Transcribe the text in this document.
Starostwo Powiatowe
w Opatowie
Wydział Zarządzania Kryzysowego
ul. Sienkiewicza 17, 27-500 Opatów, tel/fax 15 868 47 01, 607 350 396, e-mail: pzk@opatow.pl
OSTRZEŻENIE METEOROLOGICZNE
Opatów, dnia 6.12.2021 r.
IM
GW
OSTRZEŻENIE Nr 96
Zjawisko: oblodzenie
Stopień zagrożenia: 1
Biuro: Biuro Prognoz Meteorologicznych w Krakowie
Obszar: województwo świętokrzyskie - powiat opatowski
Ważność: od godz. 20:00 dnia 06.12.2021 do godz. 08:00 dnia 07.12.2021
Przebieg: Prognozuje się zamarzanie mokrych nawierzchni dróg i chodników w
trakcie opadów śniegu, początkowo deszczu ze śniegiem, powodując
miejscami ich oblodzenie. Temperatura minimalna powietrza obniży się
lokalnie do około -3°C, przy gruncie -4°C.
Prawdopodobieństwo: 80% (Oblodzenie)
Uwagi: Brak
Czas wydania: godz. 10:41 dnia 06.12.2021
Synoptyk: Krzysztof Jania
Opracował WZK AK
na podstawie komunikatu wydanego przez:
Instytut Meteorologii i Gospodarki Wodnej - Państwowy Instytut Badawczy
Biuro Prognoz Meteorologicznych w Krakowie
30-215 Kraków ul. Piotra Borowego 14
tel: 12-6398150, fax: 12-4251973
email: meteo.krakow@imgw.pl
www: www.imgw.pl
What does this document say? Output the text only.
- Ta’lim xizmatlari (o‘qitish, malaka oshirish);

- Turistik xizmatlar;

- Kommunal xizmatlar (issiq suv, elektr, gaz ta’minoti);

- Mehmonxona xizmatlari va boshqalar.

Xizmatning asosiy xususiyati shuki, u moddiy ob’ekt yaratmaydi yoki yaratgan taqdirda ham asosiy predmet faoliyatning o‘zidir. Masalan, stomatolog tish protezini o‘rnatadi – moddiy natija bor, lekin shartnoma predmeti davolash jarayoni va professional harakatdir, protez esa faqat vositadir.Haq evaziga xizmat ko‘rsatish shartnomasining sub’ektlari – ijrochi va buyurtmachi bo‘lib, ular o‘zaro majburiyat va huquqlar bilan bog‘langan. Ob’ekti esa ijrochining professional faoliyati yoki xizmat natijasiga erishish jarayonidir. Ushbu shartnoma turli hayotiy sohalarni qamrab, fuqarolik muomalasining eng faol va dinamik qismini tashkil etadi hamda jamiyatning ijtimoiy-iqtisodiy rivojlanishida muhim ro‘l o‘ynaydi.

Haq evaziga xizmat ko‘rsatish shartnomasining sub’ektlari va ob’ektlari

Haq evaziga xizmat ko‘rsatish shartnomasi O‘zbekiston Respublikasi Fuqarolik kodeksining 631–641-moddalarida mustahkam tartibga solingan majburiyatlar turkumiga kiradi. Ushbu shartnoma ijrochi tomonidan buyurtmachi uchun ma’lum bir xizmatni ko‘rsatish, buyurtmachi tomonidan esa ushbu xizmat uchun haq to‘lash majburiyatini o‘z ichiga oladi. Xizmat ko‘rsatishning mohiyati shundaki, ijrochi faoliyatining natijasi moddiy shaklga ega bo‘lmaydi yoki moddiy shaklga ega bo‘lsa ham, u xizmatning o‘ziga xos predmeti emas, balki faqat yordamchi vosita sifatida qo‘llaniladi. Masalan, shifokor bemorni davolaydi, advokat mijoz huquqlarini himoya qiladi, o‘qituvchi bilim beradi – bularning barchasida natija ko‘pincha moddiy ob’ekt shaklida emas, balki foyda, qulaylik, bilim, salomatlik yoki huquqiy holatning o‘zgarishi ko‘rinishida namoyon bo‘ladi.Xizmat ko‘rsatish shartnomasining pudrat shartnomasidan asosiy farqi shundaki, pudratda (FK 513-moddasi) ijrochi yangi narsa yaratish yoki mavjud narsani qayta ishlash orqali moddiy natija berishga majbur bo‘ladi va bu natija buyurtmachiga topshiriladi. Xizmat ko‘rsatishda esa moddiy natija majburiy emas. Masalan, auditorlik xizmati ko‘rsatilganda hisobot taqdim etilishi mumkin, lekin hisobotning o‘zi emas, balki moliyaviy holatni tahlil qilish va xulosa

Given problem:
Extract all the entries word for word.

Solution to this task:
Transcribe the text in this document.
Starostwo Powiatowe
w Opatowie
Wydział Zarządzania Kryzysowego
ul. Sienkiewicza 17, 27-500 Opatów, tel/fax 15 868 47 01, 607 350 396, e-mail: pzk@opatow.pl
OSTRZEŻENIE METEOROLOGICZNE
Opatów, dnia 6.12.2021 r.
IM
GW
OSTRZEŻENIE Nr 96
Zjawisko: oblodzenie
Stopień zagrożenia: 1
Biuro: Biuro Prognoz Meteorologicznych w Krakowie
Obszar: województwo świętokrzyskie - powiat opatowski
Ważność: od godz. 20:00 dnia 06.12.2021 do godz. 08:00 dnia 07.12.2021
Przebieg: Prognozuje się zamarzanie mokrych nawierzchni dróg i chodników w
trakcie opadów śniegu, początkowo deszczu ze śniegiem, powodując
miejscami ich oblodzenie. Temperatura minimalna powietrza obniży się
lokalnie do około -3°C, przy gruncie -4°C.
Prawdopodobieństwo: 80% (Oblodzenie)
Uwagi: Brak
Czas wydania: godz. 10:41 dnia 06.12.2021
Synoptyk: Krzysztof Jania
Opracował WZK AK
na podstawie komunikatu wydanego przez:
Instytut Meteorologii i Gospodarki Wodnej - Państwowy Instytut Badawczy
Biuro Prognoz Meteorologicznych w Krakowie
30-215 Kraków ul. Piotra Borowego 14
tel: 12-6398150, fax: 12-4251973
email: meteo.krakow@imgw.pl
www: www.imgw.pl
What does this document say? Output the text only.
- Ta’lim xizmatlari (o‘qitish, malaka oshirish);

- Turistik xizmatlar;

- Kommunal xizmatlar (issiq suv, elektr, gaz ta’minoti);

- Mehmonxona xizmatlari va boshqalar.

Xizmatning asosiy xususiyati shuki, u moddiy ob’ekt yaratmaydi yoki yaratgan taqdirda ham asosiy predmet faoliyatning o‘zidir. Masalan, stomatolog tish protezini o‘rnatadi – moddiy natija bor, lekin shartnoma predmeti davolash jarayoni va professional harakatdir, protez esa faqat vositadir.Haq evaziga xizmat ko‘rsatish shartnomasining sub’ektlari – ijrochi va buyurtmachi bo‘lib, ular o‘zaro majburiyat va huquqlar bilan bog‘langan. Ob’ekti esa ijrochining professional faoliyati yoki xizmat natijasiga erishish jarayonidir. Ushbu shartnoma turli hayotiy sohalarni qamrab, fuqarolik muomalasining eng faol va dinamik qismini tashkil etadi hamda jamiyatning ijtimoiy-iqtisodiy rivojlanishida muhim ro‘l o‘ynaydi.

Haq evaziga xizmat ko‘rsatish shartnomasining sub’ektlari va ob’ektlari

Haq evaziga xizmat ko‘rsatish shartnomasi O‘zbekiston Respublikasi Fuqarolik kodeksining 631–641-moddalarida mustahkam tartibga solingan majburiyatlar turkumiga kiradi. Ushbu shartnoma ijrochi tomonidan buyurtmachi uchun ma’lum bir xizmatni ko‘rsatish, buyurtmachi tomonidan esa ushbu xizmat uchun haq to‘lash majburiyatini o‘z ichiga oladi. Xizmat ko‘rsatishning mohiyati shundaki, ijrochi faoliyatining natijasi moddiy shaklga ega bo‘lmaydi yoki moddiy shaklga ega bo‘lsa ham, u xizmatning o‘ziga xos predmeti emas, balki faqat yordamchi vosita sifatida qo‘llaniladi. Masalan, shifokor bemorni davolaydi, advokat mijoz huquqlarini himoya qiladi, o‘qituvchi bilim beradi – bularning barchasida natija ko‘pincha moddiy ob’ekt shaklida emas, balki foyda, qulaylik, bilim, salomatlik yoki huquqiy holatning o‘zgarishi ko‘rinishida namoyon bo‘ladi.Xizmat ko‘rsatish shartnomasining pudrat shartnomasidan asosiy farqi shundaki, pudratda (FK 513-moddasi) ijrochi yangi narsa yaratish yoki mavjud narsani qayta ishlash orqali moddiy natija berishga majbur bo‘ladi va bu natija buyurtmachiga topshiriladi. Xizmat ko‘rsatishda esa moddiy natija majburiy emas. Masalan, auditorlik xizmati ko‘rsatilganda hisobot taqdim etilishi mumkin, lekin hisobotning o‘zi emas, balki moliyaviy holatni tahlil qilish va xulosa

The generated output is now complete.